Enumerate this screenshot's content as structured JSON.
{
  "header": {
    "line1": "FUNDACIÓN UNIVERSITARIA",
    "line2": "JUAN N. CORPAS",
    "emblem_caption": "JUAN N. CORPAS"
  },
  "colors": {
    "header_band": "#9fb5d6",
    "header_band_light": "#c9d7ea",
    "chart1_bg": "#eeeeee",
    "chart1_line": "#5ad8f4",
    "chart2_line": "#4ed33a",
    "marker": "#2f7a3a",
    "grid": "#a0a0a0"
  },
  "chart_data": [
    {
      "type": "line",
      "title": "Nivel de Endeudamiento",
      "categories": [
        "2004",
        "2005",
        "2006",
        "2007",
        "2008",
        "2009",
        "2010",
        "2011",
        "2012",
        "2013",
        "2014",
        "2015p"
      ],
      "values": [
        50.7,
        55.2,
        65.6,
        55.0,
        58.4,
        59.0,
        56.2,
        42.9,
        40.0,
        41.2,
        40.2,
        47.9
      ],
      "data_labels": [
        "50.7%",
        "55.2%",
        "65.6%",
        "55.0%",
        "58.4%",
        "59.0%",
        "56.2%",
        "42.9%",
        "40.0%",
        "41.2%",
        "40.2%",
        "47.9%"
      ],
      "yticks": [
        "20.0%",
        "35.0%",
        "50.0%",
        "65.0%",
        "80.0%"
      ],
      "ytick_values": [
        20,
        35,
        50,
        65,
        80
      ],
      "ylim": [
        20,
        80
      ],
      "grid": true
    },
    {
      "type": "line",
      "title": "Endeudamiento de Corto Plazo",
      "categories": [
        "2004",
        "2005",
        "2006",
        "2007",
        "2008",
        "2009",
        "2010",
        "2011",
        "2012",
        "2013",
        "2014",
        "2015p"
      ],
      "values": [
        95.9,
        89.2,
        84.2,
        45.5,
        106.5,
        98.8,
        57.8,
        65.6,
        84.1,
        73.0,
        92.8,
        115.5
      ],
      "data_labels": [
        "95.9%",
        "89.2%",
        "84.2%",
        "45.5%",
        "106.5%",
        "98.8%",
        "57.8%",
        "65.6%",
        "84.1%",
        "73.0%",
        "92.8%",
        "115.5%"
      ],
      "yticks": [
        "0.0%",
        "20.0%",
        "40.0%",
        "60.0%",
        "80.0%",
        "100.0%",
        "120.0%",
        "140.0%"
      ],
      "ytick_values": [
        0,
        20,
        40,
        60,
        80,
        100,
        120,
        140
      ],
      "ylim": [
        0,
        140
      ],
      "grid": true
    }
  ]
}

● ● ●

Aim
All of the material above needs to be retyped word for word.

Response to the exercise
Enumerate this screenshot's content as structured JSON.
{
  "header": {
    "line1": "FUNDACIÓN UNIVERSITARIA",
    "line2": "JUAN N. CORPAS",
    "emblem_caption": "JUAN N. CORPAS"
  },
  "colors": {
    "header_band": "#9fb5d6",
    "header_band_light": "#c9d7ea",
    "chart1_bg": "#eeeeee",
    "chart1_line": "#5ad8f4",
    "chart2_line": "#4ed33a",
    "marker": "#2f7a3a",
    "grid": "#a0a0a0"
  },
  "chart_data": [
    {
      "type": "line",
      "title": "Nivel de Endeudamiento",
      "categories": [
        "2004",
        "2005",
        "2006",
        "2007",
        "2008",
        "2009",
        "2010",
        "2011",
        "2012",
        "2013",
        "2014",
        "2015p"
      ],
      "values": [
        50.7,
        55.2,
        65.6,
        55.0,
        58.4,
        59.0,
        56.2,
        42.9,
        40.0,
        41.2,
        40.2,
        47.9
      ],
      "data_labels": [
        "50.7%",
        "55.2%",
        "65.6%",
        "55.0%",
        "58.4%",
        "59.0%",
        "56.2%",
        "42.9%",
        "40.0%",
        "41.2%",
        "40.2%",
        "47.9%"
      ],
      "yticks": [
        "20.0%",
        "35.0%",
        "50.0%",
        "65.0%",
        "80.0%"
      ],
      "ytick_values": [
        20,
        35,
        50,
        65,
        80
      ],
      "ylim": [
        20,
        80
      ],
      "grid": true
    },
    {
      "type": "line",
      "title": "Endeudamiento de Corto Plazo",
      "categories": [
        "2004",
        "2005",
        "2006",
        "2007",
        "2008",
        "2009",
        "2010",
        "2011",
        "2012",
        "2013",
        "2014",
        "2015p"
      ],
      "values": [
        95.9,
        89.2,
        84.2,
        45.5,
        106.5,
        98.8,
        57.8,
        65.6,
        84.1,
        73.0,
        92.8,
        115.5
      ],
      "data_labels": [
        "95.9%",
        "89.2%",
        "84.2%",
        "45.5%",
        "106.5%",
        "98.8%",
        "57.8%",
        "65.6%",
        "84.1%",
        "73.0%",
        "92.8%",
        "115.5%"
      ],
      "yticks": [
        "0.0%",
        "20.0%",
        "40.0%",
        "60.0%",
        "80.0%",
        "100.0%",
        "120.0%",
        "140.0%"
      ],
      "ytick_values": [
        0,
        20,
        40,
        60,
        80,
        100,
        120,
        140
      ],
      "ylim": [
        0,
        140
      ],
      "grid": true
    }
  ]
}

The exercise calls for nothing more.